__Instruction__.
Output each entry below as it stands, leaving out every picture.

--- START OF Data section ---

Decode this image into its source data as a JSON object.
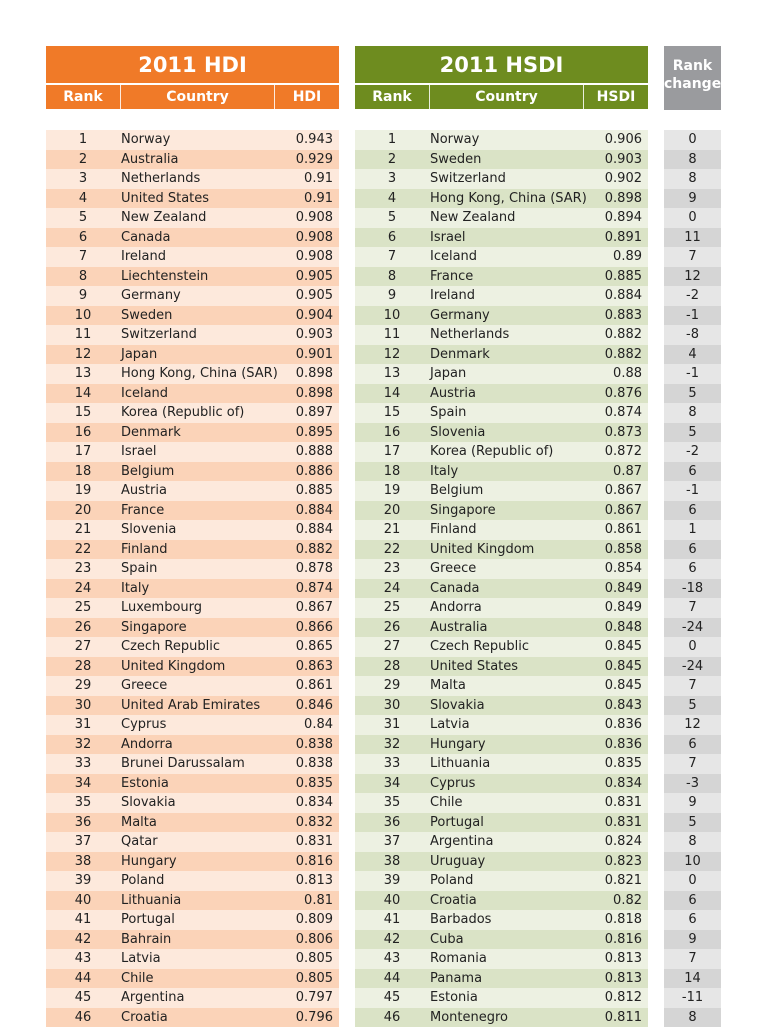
{
  "hdi": {
    "title": "2011 HDI",
    "col_rank": "Rank",
    "col_country": "Country",
    "col_value": "HDI",
    "rows": [
      [
        "1",
        "Norway",
        "0.943"
      ],
      [
        "2",
        "Australia",
        "0.929"
      ],
      [
        "3",
        "Netherlands",
        "0.91"
      ],
      [
        "4",
        "United States",
        "0.91"
      ],
      [
        "5",
        "New Zealand",
        "0.908"
      ],
      [
        "6",
        "Canada",
        "0.908"
      ],
      [
        "7",
        "Ireland",
        "0.908"
      ],
      [
        "8",
        "Liechtenstein",
        "0.905"
      ],
      [
        "9",
        "Germany",
        "0.905"
      ],
      [
        "10",
        "Sweden",
        "0.904"
      ],
      [
        "11",
        "Switzerland",
        "0.903"
      ],
      [
        "12",
        "Japan",
        "0.901"
      ],
      [
        "13",
        "Hong Kong, China (SAR)",
        "0.898"
      ],
      [
        "14",
        "Iceland",
        "0.898"
      ],
      [
        "15",
        "Korea (Republic of)",
        "0.897"
      ],
      [
        "16",
        "Denmark",
        "0.895"
      ],
      [
        "17",
        "Israel",
        "0.888"
      ],
      [
        "18",
        "Belgium",
        "0.886"
      ],
      [
        "19",
        "Austria",
        "0.885"
      ],
      [
        "20",
        "France",
        "0.884"
      ],
      [
        "21",
        "Slovenia",
        "0.884"
      ],
      [
        "22",
        "Finland",
        "0.882"
      ],
      [
        "23",
        "Spain",
        "0.878"
      ],
      [
        "24",
        "Italy",
        "0.874"
      ],
      [
        "25",
        "Luxembourg",
        "0.867"
      ],
      [
        "26",
        "Singapore",
        "0.866"
      ],
      [
        "27",
        "Czech Republic",
        "0.865"
      ],
      [
        "28",
        "United Kingdom",
        "0.863"
      ],
      [
        "29",
        "Greece",
        "0.861"
      ],
      [
        "30",
        "United Arab Emirates",
        "0.846"
      ],
      [
        "31",
        "Cyprus",
        "0.84"
      ],
      [
        "32",
        "Andorra",
        "0.838"
      ],
      [
        "33",
        "Brunei Darussalam",
        "0.838"
      ],
      [
        "34",
        "Estonia",
        "0.835"
      ],
      [
        "35",
        "Slovakia",
        "0.834"
      ],
      [
        "36",
        "Malta",
        "0.832"
      ],
      [
        "37",
        "Qatar",
        "0.831"
      ],
      [
        "38",
        "Hungary",
        "0.816"
      ],
      [
        "39",
        "Poland",
        "0.813"
      ],
      [
        "40",
        "Lithuania",
        "0.81"
      ],
      [
        "41",
        "Portugal",
        "0.809"
      ],
      [
        "42",
        "Bahrain",
        "0.806"
      ],
      [
        "43",
        "Latvia",
        "0.805"
      ],
      [
        "44",
        "Chile",
        "0.805"
      ],
      [
        "45",
        "Argentina",
        "0.797"
      ],
      [
        "46",
        "Croatia",
        "0.796"
      ]
    ]
  },
  "hsdi": {
    "title": "2011 HSDI",
    "col_rank": "Rank",
    "col_country": "Country",
    "col_value": "HSDI",
    "rows": [
      [
        "1",
        "Norway",
        "0.906"
      ],
      [
        "2",
        "Sweden",
        "0.903"
      ],
      [
        "3",
        "Switzerland",
        "0.902"
      ],
      [
        "4",
        "Hong Kong, China (SAR)",
        "0.898"
      ],
      [
        "5",
        "New Zealand",
        "0.894"
      ],
      [
        "6",
        "Israel",
        "0.891"
      ],
      [
        "7",
        "Iceland",
        "0.89"
      ],
      [
        "8",
        "France",
        "0.885"
      ],
      [
        "9",
        "Ireland",
        "0.884"
      ],
      [
        "10",
        "Germany",
        "0.883"
      ],
      [
        "11",
        "Netherlands",
        "0.882"
      ],
      [
        "12",
        "Denmark",
        "0.882"
      ],
      [
        "13",
        "Japan",
        "0.88"
      ],
      [
        "14",
        "Austria",
        "0.876"
      ],
      [
        "15",
        "Spain",
        "0.874"
      ],
      [
        "16",
        "Slovenia",
        "0.873"
      ],
      [
        "17",
        "Korea (Republic of)",
        "0.872"
      ],
      [
        "18",
        "Italy",
        "0.87"
      ],
      [
        "19",
        "Belgium",
        "0.867"
      ],
      [
        "20",
        "Singapore",
        "0.867"
      ],
      [
        "21",
        "Finland",
        "0.861"
      ],
      [
        "22",
        "United Kingdom",
        "0.858"
      ],
      [
        "23",
        "Greece",
        "0.854"
      ],
      [
        "24",
        "Canada",
        "0.849"
      ],
      [
        "25",
        "Andorra",
        "0.849"
      ],
      [
        "26",
        "Australia",
        "0.848"
      ],
      [
        "27",
        "Czech Republic",
        "0.845"
      ],
      [
        "28",
        "United States",
        "0.845"
      ],
      [
        "29",
        "Malta",
        "0.845"
      ],
      [
        "30",
        "Slovakia",
        "0.843"
      ],
      [
        "31",
        "Latvia",
        "0.836"
      ],
      [
        "32",
        "Hungary",
        "0.836"
      ],
      [
        "33",
        "Lithuania",
        "0.835"
      ],
      [
        "34",
        "Cyprus",
        "0.834"
      ],
      [
        "35",
        "Chile",
        "0.831"
      ],
      [
        "36",
        "Portugal",
        "0.831"
      ],
      [
        "37",
        "Argentina",
        "0.824"
      ],
      [
        "38",
        "Uruguay",
        "0.823"
      ],
      [
        "39",
        "Poland",
        "0.821"
      ],
      [
        "40",
        "Croatia",
        "0.82"
      ],
      [
        "41",
        "Barbados",
        "0.818"
      ],
      [
        "42",
        "Cuba",
        "0.816"
      ],
      [
        "43",
        "Romania",
        "0.813"
      ],
      [
        "44",
        "Panama",
        "0.813"
      ],
      [
        "45",
        "Estonia",
        "0.812"
      ],
      [
        "46",
        "Montenegro",
        "0.811"
      ]
    ]
  },
  "rank_change": {
    "title": "Rank change",
    "values": [
      "0",
      "8",
      "8",
      "9",
      "0",
      "11",
      "7",
      "12",
      "-2",
      "-1",
      "-8",
      "4",
      "-1",
      "5",
      "8",
      "5",
      "-2",
      "6",
      "-1",
      "6",
      "1",
      "6",
      "6",
      "-18",
      "7",
      "-24",
      "0",
      "-24",
      "7",
      "5",
      "12",
      "6",
      "7",
      "-3",
      "9",
      "5",
      "8",
      "10",
      "0",
      "6",
      "6",
      "9",
      "7",
      "14",
      "-11",
      "8"
    ]
  },
  "colors": {
    "hdi_accent": "#f07a28",
    "hdi_row_odd": "#fde9dc",
    "hdi_row_even": "#fbd3b8",
    "hsdi_accent": "#6e8c1f",
    "hsdi_row_odd": "#edf1e2",
    "hsdi_row_even": "#dae3c6",
    "change_header": "#9a9b9e",
    "change_row_odd": "#e6e6e6",
    "change_row_even": "#d5d5d5"
  }
}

--- END OF Data section ---

__Solution__.
Decode this image into its source data as a JSON object.
{
  "hdi": {
    "title": "2011 HDI",
    "col_rank": "Rank",
    "col_country": "Country",
    "col_value": "HDI",
    "rows": [
      [
        "1",
        "Norway",
        "0.943"
      ],
      [
        "2",
        "Australia",
        "0.929"
      ],
      [
        "3",
        "Netherlands",
        "0.91"
      ],
      [
        "4",
        "United States",
        "0.91"
      ],
      [
        "5",
        "New Zealand",
        "0.908"
      ],
      [
        "6",
        "Canada",
        "0.908"
      ],
      [
        "7",
        "Ireland",
        "0.908"
      ],
      [
        "8",
        "Liechtenstein",
        "0.905"
      ],
      [
        "9",
        "Germany",
        "0.905"
      ],
      [
        "10",
        "Sweden",
        "0.904"
      ],
      [
        "11",
        "Switzerland",
        "0.903"
      ],
      [
        "12",
        "Japan",
        "0.901"
      ],
      [
        "13",
        "Hong Kong, China (SAR)",
        "0.898"
      ],
      [
        "14",
        "Iceland",
        "0.898"
      ],
      [
        "15",
        "Korea (Republic of)",
        "0.897"
      ],
      [
        "16",
        "Denmark",
        "0.895"
      ],
      [
        "17",
        "Israel",
        "0.888"
      ],
      [
        "18",
        "Belgium",
        "0.886"
      ],
      [
        "19",
        "Austria",
        "0.885"
      ],
      [
        "20",
        "France",
        "0.884"
      ],
      [
        "21",
        "Slovenia",
        "0.884"
      ],
      [
        "22",
        "Finland",
        "0.882"
      ],
      [
        "23",
        "Spain",
        "0.878"
      ],
      [
        "24",
        "Italy",
        "0.874"
      ],
      [
        "25",
        "Luxembourg",
        "0.867"
      ],
      [
        "26",
        "Singapore",
        "0.866"
      ],
      [
        "27",
        "Czech Republic",
        "0.865"
      ],
      [
        "28",
        "United Kingdom",
        "0.863"
      ],
      [
        "29",
        "Greece",
        "0.861"
      ],
      [
        "30",
        "United Arab Emirates",
        "0.846"
      ],
      [
        "31",
        "Cyprus",
        "0.84"
      ],
      [
        "32",
        "Andorra",
        "0.838"
      ],
      [
        "33",
        "Brunei Darussalam",
        "0.838"
      ],
      [
        "34",
        "Estonia",
        "0.835"
      ],
      [
        "35",
        "Slovakia",
        "0.834"
      ],
      [
        "36",
        "Malta",
        "0.832"
      ],
      [
        "37",
        "Qatar",
        "0.831"
      ],
      [
        "38",
        "Hungary",
        "0.816"
      ],
      [
        "39",
        "Poland",
        "0.813"
      ],
      [
        "40",
        "Lithuania",
        "0.81"
      ],
      [
        "41",
        "Portugal",
        "0.809"
      ],
      [
        "42",
        "Bahrain",
        "0.806"
      ],
      [
        "43",
        "Latvia",
        "0.805"
      ],
      [
        "44",
        "Chile",
        "0.805"
      ],
      [
        "45",
        "Argentina",
        "0.797"
      ],
      [
        "46",
        "Croatia",
        "0.796"
      ]
    ]
  },
  "hsdi": {
    "title": "2011 HSDI",
    "col_rank": "Rank",
    "col_country": "Country",
    "col_value": "HSDI",
    "rows": [
      [
        "1",
        "Norway",
        "0.906"
      ],
      [
        "2",
        "Sweden",
        "0.903"
      ],
      [
        "3",
        "Switzerland",
        "0.902"
      ],
      [
        "4",
        "Hong Kong, China (SAR)",
        "0.898"
      ],
      [
        "5",
        "New Zealand",
        "0.894"
      ],
      [
        "6",
        "Israel",
        "0.891"
      ],
      [
        "7",
        "Iceland",
        "0.89"
      ],
      [
        "8",
        "France",
        "0.885"
      ],
      [
        "9",
        "Ireland",
        "0.884"
      ],
      [
        "10",
        "Germany",
        "0.883"
      ],
      [
        "11",
        "Netherlands",
        "0.882"
      ],
      [
        "12",
        "Denmark",
        "0.882"
      ],
      [
        "13",
        "Japan",
        "0.88"
      ],
      [
        "14",
        "Austria",
        "0.876"
      ],
      [
        "15",
        "Spain",
        "0.874"
      ],
      [
        "16",
        "Slovenia",
        "0.873"
      ],
      [
        "17",
        "Korea (Republic of)",
        "0.872"
      ],
      [
        "18",
        "Italy",
        "0.87"
      ],
      [
        "19",
        "Belgium",
        "0.867"
      ],
      [
        "20",
        "Singapore",
        "0.867"
      ],
      [
        "21",
        "Finland",
        "0.861"
      ],
      [
        "22",
        "United Kingdom",
        "0.858"
      ],
      [
        "23",
        "Greece",
        "0.854"
      ],
      [
        "24",
        "Canada",
        "0.849"
      ],
      [
        "25",
        "Andorra",
        "0.849"
      ],
      [
        "26",
        "Australia",
        "0.848"
      ],
      [
        "27",
        "Czech Republic",
        "0.845"
      ],
      [
        "28",
        "United States",
        "0.845"
      ],
      [
        "29",
        "Malta",
        "0.845"
      ],
      [
        "30",
        "Slovakia",
        "0.843"
      ],
      [
        "31",
        "Latvia",
        "0.836"
      ],
      [
        "32",
        "Hungary",
        "0.836"
      ],
      [
        "33",
        "Lithuania",
        "0.835"
      ],
      [
        "34",
        "Cyprus",
        "0.834"
      ],
      [
        "35",
        "Chile",
        "0.831"
      ],
      [
        "36",
        "Portugal",
        "0.831"
      ],
      [
        "37",
        "Argentina",
        "0.824"
      ],
      [
        "38",
        "Uruguay",
        "0.823"
      ],
      [
        "39",
        "Poland",
        "0.821"
      ],
      [
        "40",
        "Croatia",
        "0.82"
      ],
      [
        "41",
        "Barbados",
        "0.818"
      ],
      [
        "42",
        "Cuba",
        "0.816"
      ],
      [
        "43",
        "Romania",
        "0.813"
      ],
      [
        "44",
        "Panama",
        "0.813"
      ],
      [
        "45",
        "Estonia",
        "0.812"
      ],
      [
        "46",
        "Montenegro",
        "0.811"
      ]
    ]
  },
  "rank_change": {
    "title": "Rank change",
    "values": [
      "0",
      "8",
      "8",
      "9",
      "0",
      "11",
      "7",
      "12",
      "-2",
      "-1",
      "-8",
      "4",
      "-1",
      "5",
      "8",
      "5",
      "-2",
      "6",
      "-1",
      "6",
      "1",
      "6",
      "6",
      "-18",
      "7",
      "-24",
      "0",
      "-24",
      "7",
      "5",
      "12",
      "6",
      "7",
      "-3",
      "9",
      "5",
      "8",
      "10",
      "0",
      "6",
      "6",
      "9",
      "7",
      "14",
      "-11",
      "8"
    ]
  },
  "colors": {
    "hdi_accent": "#f07a28",
    "hdi_row_odd": "#fde9dc",
    "hdi_row_even": "#fbd3b8",
    "hsdi_accent": "#6e8c1f",
    "hsdi_row_odd": "#edf1e2",
    "hsdi_row_even": "#dae3c6",
    "change_header": "#9a9b9e",
    "change_row_odd": "#e6e6e6",
    "change_row_even": "#d5d5d5"
  }
}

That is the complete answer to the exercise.